_CONJUNTO DE TAREAS:_
1) Transcribe sin cambios el fragmento del texto sobre Irán que va de "Irán también respalda" a "de progreso político.".
2) Responde, según el texto sobre Irán:
(a) ¿En qué año invadió Israel el Líbano?
(b) ¿A qué partido derrotó Hamas en la elección de 2006 para el parlamento palestino?
(c) ¿Durante cuánto tiempo bloquea el tratado negociado por Obama el avance de Irán a las armas nucleares?
3) Por favor, prosigue el texto sobre Irán a partir de su última oración.

Otra razón para el ánimo anti-Irán de Estados Unidos es el respaldo de Irán a Hezbollah y Hamas, dos antagonistas militantes de Israel. Aquí también es importante entender el contexto histórico.
En 1982, Israel invadió el Líbano en un intento por aplastar a los palestinos militantes que operaban allí. Luego de esa guerra, Irán respaldó la formación de Hezbollah, liderado por chiitas, para resistir la ocupación por parte de Israel del sur del Líbano. Cuando Israel se retiró del Líbano en 2000, casi 20 años después de su invasión original, Hezbollah ya se había convertido en una fuerza militar, política y social formidable en el Líbano, y una continua espina clavada en Israel.
Irán también respalda a Hamas, un grupo sunita de línea dura que rechaza el derecho de Israel a existir. Luego de décadas de ocupación israelí de tierras palestinas capturadas en la guerra de 1967, y con las negociaciones de paz estancadas, Hamas derrotó a Fatah (el partido político de la Organización para la Liberación Palestina) en las urnas en la elección de 2006 para el parlamento palestino. En lugar de iniciar un diálogo con Hamas, Estados Unidos e Israel decidieron intentar quebrantarlo, inclusive a través de una guerra brutal en Gaza en 2014, que resultó en una gigantesca cantidad de víctimas palestinas, un sufrimiento incalculable y miles de millones de dólares en daños a hogares e infraestructura en Gaza -pero que, como era predecible, no consiguió ningún tipo de progreso político.
Israel también ve el programa nuclear de Irán como una amenaza existencial. Los israelíes de línea dura repetidamente intentaron convencer a Estados Unidos de atacar las instalaciones nucleares de Irán, o por lo menos permitirle a Israel hacerlo. Afortunadamente, el presidente Barack Obama se resistió y, en cambio, negoció un tratado entre Irán y los cinco miembros permanentes del Consejo de Seguridad de las Naciones Unidas (más Alemania) que bloquea el avance de Irán a las armas nucleares durante una década o más, creando espacio para mayores medidas de generación de confianza de ambas partes. Sin embargo, Trump y los saudíes parecen decididos a destruir la posibilidad de normalizar las relaciones que creó este importante y prometedor acuerdo.

Entradas guardadas

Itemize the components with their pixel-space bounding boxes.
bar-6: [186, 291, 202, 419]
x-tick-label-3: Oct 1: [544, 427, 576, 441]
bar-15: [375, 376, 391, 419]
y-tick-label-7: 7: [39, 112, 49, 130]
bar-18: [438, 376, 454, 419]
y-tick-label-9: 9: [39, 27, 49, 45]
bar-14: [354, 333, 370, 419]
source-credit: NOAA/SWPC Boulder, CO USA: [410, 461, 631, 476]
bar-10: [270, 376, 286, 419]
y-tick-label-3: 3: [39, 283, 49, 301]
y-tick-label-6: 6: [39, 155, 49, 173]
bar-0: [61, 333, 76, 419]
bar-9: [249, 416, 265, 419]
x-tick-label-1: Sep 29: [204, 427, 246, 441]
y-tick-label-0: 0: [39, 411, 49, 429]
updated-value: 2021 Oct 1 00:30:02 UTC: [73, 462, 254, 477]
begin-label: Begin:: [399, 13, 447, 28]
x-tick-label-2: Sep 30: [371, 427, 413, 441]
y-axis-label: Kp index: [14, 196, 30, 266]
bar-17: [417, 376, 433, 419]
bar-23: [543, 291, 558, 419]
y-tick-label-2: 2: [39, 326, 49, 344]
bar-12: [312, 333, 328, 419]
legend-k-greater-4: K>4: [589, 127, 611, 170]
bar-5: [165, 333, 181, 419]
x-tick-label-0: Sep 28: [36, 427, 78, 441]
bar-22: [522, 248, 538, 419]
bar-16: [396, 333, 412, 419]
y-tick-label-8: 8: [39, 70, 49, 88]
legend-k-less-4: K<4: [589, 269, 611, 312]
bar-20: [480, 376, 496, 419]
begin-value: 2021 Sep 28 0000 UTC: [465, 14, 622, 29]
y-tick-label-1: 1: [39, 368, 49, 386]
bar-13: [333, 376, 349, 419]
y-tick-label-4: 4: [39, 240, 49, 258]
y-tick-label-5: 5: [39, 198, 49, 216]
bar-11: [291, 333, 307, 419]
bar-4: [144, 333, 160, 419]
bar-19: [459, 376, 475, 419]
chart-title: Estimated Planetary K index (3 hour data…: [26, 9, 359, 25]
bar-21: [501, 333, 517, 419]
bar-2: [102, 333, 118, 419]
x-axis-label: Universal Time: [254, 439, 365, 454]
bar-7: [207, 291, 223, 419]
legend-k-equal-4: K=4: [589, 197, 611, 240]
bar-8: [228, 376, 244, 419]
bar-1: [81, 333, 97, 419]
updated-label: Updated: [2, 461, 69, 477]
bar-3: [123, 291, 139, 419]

_RESPUESTAS ESPERADAS:_
1)
Irán también respalda a Hamas, un grupo sunita de línea dura que rechaza el derecho de Israel a existir. Luego de décadas de ocupación israelí de tierras palestinas capturadas en la guerra de 1967, y con las negociaciones de paz estancadas, Hamas derrotó a Fatah (el partido político de la Organización para la Liberación Palestina) en las urnas en la elección de 2006 para el parlamento palestino. En lugar de iniciar un diálogo con Hamas, Estados Unidos e Israel decidieron intentar quebrantarlo, inclusive a través de una guerra brutal en Gaza en 2014, que resultó en una gigantesca cantidad de víctimas palestinas, un sufrimiento incalculable y miles de millones de dólares en daños a hogares e infraestructura en Gaza -pero que, como era predecible, no consiguió ningún tipo de progreso político.

2)
(a) En 1982.
(b) A Fatah, el partido político de la Organización para la Liberación Palestina.
(c) Durante una década o más.

3)
Las potencias externas son extremadamente tontas al dejarse manipular para tomar partido en conflictos nacionales o sectarios amargos que se pueden resolver con sólo ponerse de acuerdo. El conflicto palestino-israelí, la competencia entre Arabia Saudita e Irán y la relación sunita-chiita requieren de un mutuo acuerdo. Sin embargo, cada bando en estos conflictos alberga la trágica ilusión de lograr una victoria definitiva sin la necesidad de un acuerdo, si sólo Estados Unidos (o alguna otra potencia importante) libra la guerra en su nombre.
Durante el siglo pasado, Gran Bretaña, Francia, Estados Unidos y Rusia han jugado mal el juego de poder de Oriente Medio. Todos han dilapidado vidas, dinero y prestigio. (Por cierto, la Unión Soviética resultó seriamente, si no fatalmente, debilitada por su guerra en Afganistán). Hoy más que nunca, necesitamos una era de diplomacia que enfatice el acuerdo, no otra ronda de demonización y una carrera armamentista que fácilmente podrían desencadenar un desastre.
Jeffrey D. Sachs, profesor de Desarrollo Sustentable y profesor de Políticas y Gestión de Salud en la Universidad de Columbia, es director del Centro para el Desarrollo Sustentable de Columbia y la Red de Soluciones de las Naciones Unidas para el Desarrollo Sustentable.